## Dataset:
----------------------------------------
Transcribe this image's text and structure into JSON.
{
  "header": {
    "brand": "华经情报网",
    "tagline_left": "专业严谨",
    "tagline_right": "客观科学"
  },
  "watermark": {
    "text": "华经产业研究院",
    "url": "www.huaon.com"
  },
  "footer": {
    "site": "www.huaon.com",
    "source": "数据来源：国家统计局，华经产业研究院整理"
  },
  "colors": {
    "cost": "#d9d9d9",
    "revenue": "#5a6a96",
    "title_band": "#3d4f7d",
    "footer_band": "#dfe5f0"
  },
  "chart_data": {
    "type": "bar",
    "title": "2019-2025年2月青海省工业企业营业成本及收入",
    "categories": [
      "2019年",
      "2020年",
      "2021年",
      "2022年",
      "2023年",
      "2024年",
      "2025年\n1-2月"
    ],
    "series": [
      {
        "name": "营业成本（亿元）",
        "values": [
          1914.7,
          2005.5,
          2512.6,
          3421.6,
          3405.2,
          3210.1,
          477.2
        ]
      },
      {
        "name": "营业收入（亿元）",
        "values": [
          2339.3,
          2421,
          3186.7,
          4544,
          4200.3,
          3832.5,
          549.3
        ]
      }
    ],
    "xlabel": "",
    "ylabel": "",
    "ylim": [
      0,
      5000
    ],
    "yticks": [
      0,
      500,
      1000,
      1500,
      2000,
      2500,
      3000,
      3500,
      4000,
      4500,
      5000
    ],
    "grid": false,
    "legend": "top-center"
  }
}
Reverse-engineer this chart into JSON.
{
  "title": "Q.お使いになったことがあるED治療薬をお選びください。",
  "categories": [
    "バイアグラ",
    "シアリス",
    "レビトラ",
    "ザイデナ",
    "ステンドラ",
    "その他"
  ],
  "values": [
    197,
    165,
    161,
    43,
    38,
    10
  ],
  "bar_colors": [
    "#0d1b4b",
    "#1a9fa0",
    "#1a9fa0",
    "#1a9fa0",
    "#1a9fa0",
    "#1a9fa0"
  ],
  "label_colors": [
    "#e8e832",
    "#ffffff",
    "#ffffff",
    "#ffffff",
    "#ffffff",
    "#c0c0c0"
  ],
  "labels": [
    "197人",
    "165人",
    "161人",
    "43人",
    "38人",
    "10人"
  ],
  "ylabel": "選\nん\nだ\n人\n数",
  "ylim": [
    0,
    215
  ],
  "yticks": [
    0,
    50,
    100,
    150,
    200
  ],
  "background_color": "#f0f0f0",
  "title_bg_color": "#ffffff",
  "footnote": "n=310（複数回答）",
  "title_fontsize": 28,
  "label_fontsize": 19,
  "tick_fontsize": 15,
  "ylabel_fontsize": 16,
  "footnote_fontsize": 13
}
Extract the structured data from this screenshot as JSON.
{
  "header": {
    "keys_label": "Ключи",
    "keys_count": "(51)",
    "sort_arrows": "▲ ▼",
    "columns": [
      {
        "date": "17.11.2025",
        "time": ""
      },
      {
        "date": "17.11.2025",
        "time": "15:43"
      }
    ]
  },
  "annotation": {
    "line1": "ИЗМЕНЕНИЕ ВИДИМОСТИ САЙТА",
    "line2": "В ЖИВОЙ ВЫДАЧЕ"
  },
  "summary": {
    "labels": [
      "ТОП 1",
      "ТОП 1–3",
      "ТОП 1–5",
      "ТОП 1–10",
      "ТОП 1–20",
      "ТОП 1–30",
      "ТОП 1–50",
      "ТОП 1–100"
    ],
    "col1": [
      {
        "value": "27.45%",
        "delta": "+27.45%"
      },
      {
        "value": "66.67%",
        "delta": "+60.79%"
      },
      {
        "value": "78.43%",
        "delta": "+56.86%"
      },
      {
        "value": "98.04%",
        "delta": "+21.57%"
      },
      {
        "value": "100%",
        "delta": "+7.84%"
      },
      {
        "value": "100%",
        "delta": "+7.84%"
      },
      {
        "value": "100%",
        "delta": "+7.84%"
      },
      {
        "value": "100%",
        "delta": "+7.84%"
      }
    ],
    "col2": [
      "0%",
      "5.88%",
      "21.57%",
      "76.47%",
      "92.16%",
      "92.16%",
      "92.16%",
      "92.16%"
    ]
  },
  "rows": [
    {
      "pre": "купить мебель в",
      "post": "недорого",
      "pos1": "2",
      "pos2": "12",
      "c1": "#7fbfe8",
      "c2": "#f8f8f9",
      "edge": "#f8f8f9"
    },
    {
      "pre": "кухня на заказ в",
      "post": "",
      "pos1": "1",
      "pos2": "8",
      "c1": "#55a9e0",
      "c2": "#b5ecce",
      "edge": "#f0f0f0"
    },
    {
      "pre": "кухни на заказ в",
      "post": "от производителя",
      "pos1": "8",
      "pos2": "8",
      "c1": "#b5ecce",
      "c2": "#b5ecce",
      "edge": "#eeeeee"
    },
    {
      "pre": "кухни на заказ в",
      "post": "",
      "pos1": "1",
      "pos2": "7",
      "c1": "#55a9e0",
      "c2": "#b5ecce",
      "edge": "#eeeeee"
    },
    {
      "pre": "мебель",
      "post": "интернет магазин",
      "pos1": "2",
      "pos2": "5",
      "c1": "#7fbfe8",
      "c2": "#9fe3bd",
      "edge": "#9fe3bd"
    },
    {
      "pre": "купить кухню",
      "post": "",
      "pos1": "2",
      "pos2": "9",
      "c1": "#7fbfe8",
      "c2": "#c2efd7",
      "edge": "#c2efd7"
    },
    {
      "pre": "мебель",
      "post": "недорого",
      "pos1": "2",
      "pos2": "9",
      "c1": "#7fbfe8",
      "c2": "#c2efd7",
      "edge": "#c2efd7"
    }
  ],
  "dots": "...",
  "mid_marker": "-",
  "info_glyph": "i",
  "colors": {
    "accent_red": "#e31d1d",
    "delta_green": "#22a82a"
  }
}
----------------------------------------
## What is asked:
Gather all lines from the listing above in which "купить" occurs.

## Solution:
      "pre": "купить мебель в",
      "pre": "купить кухню",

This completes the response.